═════ PAGE EXTRACT ═════

There have been murmurs of disquiet over the harshness of the sentences some Courts are handing out to those who looted during the recent riots on the streets of London and elsewhere in the UK. Bleeding hearts have been awash with sympathy for the youth of the country who went wild for a few days, committing acts of wanton vandalism and violence with joyful abandon, before heading home to Mum.
However, if you were one of those who lost their homes in the fires, or a business through theft, you would want the perpetrators strung up, never mind locked up and it is right that the Courts are taking tough action. But judges and magistrates should not act under political pressure or for want of a media headline.
Some of the sentences have been on the side of extreme, although even seemingly small acts of larceny like the removal of a bottle of water, or some chewing gum, were done on vandalised premises. Those responsible for meting out justice have to consider the circumstances surrounding each charge and sentence accordingly.

═════ DATA EXTRACT ═════

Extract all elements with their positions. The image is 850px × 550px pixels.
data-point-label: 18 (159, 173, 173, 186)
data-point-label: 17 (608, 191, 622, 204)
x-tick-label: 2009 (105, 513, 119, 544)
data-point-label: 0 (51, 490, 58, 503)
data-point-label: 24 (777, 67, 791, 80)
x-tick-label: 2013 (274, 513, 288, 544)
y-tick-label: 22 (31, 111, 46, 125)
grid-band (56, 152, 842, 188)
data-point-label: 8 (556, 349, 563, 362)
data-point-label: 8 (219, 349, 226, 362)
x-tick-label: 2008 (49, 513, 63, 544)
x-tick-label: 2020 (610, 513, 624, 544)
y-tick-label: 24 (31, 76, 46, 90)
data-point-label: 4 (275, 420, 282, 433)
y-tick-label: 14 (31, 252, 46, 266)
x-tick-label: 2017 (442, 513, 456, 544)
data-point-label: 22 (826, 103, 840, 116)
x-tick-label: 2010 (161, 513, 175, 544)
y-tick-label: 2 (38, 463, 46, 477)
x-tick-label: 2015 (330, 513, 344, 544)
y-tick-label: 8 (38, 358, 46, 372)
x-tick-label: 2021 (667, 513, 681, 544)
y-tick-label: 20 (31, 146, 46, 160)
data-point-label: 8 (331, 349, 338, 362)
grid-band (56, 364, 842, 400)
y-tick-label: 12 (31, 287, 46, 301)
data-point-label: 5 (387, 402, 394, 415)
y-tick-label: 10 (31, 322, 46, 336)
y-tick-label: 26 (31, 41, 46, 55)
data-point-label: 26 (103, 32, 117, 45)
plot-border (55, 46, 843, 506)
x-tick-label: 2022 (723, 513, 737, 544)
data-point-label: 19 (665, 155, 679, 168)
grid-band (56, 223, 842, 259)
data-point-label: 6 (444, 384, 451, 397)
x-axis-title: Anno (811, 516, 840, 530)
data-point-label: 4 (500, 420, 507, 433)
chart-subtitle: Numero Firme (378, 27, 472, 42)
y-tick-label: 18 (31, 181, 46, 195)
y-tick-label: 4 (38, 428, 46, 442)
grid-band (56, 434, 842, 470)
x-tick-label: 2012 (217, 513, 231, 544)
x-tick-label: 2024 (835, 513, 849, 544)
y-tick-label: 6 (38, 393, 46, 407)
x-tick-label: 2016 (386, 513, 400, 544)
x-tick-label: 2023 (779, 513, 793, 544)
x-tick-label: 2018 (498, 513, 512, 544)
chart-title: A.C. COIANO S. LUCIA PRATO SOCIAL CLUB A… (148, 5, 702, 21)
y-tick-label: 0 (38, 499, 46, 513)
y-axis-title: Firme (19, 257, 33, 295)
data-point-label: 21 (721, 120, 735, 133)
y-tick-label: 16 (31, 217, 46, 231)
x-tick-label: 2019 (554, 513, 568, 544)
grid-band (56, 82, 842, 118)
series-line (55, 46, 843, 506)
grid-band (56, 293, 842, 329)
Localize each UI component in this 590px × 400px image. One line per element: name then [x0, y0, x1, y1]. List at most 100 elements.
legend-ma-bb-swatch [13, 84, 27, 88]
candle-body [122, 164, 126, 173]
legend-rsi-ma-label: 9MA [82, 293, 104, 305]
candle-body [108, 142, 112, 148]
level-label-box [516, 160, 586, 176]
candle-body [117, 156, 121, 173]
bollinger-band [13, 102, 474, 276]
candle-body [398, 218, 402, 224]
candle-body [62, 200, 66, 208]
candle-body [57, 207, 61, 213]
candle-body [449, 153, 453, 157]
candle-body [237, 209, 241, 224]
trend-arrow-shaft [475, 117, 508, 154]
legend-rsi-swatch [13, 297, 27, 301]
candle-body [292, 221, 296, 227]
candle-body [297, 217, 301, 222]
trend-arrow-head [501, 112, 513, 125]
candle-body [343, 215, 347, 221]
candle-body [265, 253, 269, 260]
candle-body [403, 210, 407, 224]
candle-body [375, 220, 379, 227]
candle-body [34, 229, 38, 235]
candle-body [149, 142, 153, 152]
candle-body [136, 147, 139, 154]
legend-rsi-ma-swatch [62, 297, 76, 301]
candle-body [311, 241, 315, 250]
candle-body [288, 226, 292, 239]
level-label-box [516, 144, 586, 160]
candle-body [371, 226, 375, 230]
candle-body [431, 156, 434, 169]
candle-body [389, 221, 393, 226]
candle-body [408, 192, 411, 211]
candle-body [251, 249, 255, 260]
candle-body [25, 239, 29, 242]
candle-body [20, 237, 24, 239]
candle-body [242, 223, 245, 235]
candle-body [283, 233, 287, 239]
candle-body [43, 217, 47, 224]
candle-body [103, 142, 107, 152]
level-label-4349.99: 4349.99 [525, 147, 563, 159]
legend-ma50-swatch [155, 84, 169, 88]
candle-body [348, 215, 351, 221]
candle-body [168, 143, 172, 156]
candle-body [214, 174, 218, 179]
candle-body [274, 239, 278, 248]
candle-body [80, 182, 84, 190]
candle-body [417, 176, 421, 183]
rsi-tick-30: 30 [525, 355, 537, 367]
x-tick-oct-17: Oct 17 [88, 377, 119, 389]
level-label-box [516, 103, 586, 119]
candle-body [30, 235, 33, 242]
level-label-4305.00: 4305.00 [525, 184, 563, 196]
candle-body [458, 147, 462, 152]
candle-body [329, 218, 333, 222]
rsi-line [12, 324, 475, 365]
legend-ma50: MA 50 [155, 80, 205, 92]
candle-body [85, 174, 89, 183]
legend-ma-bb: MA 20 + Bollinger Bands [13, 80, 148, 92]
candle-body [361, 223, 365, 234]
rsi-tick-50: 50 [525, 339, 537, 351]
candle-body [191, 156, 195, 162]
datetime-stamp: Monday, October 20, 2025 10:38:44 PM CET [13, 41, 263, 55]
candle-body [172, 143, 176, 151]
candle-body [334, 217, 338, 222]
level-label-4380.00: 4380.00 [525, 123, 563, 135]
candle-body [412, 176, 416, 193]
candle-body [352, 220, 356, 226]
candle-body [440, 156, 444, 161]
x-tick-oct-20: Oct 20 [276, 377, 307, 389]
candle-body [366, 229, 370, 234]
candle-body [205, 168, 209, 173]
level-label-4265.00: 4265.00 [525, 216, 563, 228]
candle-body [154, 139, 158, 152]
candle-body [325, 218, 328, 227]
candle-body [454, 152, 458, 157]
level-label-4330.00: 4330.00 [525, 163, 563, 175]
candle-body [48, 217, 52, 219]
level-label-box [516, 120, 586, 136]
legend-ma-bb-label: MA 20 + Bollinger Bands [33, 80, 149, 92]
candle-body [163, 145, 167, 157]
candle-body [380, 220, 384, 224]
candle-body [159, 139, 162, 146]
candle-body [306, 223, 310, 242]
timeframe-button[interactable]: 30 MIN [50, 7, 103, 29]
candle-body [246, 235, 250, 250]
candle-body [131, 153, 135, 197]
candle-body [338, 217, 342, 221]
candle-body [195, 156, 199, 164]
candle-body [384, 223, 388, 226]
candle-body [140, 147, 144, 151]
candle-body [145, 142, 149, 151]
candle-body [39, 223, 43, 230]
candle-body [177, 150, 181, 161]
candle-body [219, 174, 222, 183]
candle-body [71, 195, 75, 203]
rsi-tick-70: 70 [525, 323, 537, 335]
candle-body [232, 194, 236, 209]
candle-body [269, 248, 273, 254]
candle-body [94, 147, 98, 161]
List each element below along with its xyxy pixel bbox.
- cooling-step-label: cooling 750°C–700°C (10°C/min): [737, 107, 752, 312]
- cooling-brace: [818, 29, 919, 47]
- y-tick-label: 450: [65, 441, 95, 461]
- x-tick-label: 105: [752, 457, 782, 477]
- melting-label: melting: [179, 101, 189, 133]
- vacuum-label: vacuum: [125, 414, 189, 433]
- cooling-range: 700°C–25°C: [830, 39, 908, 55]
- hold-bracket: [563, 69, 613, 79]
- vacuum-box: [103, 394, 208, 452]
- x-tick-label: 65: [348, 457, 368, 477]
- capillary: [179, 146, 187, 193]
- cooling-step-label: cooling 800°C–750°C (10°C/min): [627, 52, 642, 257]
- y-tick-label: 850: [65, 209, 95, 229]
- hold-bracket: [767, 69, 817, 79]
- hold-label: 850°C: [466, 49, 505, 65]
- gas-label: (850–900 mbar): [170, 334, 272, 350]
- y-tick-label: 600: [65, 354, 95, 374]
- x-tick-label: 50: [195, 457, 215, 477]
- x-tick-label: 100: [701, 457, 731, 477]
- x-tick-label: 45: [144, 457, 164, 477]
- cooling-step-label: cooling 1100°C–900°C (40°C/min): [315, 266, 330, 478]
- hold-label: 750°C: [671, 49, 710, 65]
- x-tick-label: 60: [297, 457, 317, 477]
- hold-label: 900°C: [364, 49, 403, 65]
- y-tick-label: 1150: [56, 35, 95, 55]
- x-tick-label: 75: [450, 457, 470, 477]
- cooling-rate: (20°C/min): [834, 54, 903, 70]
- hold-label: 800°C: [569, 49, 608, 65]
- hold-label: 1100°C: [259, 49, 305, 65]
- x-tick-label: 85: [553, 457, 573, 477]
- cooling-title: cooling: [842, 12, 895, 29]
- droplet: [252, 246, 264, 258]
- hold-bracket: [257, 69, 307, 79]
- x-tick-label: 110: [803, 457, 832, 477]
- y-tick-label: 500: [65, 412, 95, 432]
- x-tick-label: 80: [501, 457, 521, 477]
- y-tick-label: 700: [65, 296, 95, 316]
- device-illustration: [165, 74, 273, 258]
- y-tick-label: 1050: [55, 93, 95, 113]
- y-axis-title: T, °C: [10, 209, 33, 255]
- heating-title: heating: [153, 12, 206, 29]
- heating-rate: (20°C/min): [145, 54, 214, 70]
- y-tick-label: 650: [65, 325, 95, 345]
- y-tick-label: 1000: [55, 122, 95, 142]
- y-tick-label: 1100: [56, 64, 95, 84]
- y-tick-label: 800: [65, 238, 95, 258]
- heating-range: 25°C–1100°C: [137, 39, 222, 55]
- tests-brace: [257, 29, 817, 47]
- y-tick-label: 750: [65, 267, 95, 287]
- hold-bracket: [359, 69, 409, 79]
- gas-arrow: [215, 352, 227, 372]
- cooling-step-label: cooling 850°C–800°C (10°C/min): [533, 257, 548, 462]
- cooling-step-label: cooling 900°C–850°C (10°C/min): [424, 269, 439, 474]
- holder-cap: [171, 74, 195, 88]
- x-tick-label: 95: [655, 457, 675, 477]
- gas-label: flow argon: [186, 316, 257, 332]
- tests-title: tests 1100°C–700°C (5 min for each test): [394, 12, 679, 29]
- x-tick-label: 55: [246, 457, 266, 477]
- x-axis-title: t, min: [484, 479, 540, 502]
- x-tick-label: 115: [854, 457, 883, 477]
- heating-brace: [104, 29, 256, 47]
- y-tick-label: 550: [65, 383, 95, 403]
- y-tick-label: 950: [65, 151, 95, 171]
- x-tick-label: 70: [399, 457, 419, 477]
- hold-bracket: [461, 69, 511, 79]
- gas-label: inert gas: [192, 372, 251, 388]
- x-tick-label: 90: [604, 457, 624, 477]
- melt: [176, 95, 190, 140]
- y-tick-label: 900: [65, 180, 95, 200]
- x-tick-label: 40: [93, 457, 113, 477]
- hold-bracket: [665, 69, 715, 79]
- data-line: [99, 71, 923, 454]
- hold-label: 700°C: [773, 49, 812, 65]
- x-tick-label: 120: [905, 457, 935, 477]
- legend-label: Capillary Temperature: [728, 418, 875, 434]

═════

PROBLEM SET:
a - Reproduce the passage of the riot sentencing commentary between "However, if you" and "and sentence accordingly.", inclusive.
b - In the riot sentencing commentary, what items are given as examples of seemingly small acts of larceny?
c - Write what comes next in the commentary on riot sentencing, starting after its final sentence.
The lines have no connection to the commentary on riot sentencing.

WRITTEN RESPONSES:
a -
However, if you were one of those who lost their homes in the fires, or a business through theft, you would want the perpetrators strung up, never mind locked up and it is right that the Courts are taking tough action. But judges and magistrates should not act under political pressure or for want of a media headline.
Some of the sentences have been on the side of extreme, although even seemingly small acts of larceny like the removal of a bottle of water, or some chewing gum, were done on vandalised premises. Those responsible for meting out justice have to consider the circumstances surrounding each charge and sentence accordingly.

b - A bottle of water and some chewing gum.

c -
The demand for vengeance from those directly hurt by the shocking behaviour over those few days is understandable and it is important that the consequences of such brutal acts of criminality are met with strong action, if we are to avoid a repeat performance.
It is a credit to the police that they have already arrested suspects for the deaths of the three Asian men in Birmingham and the 68 year-old man who died from a single punch in Ealing, London, but whatever the provocation, it is important that the rule of law is maintained and that corners are not cut in the pursuit of justice.
Sadly, for many of those who took part in the rioting, a criminal conviction will have absolutely no negative impact on their futures, already set in the ways of the perpetual underclass, while others will forever be haunted by that single mad act of disgraceful behaviour.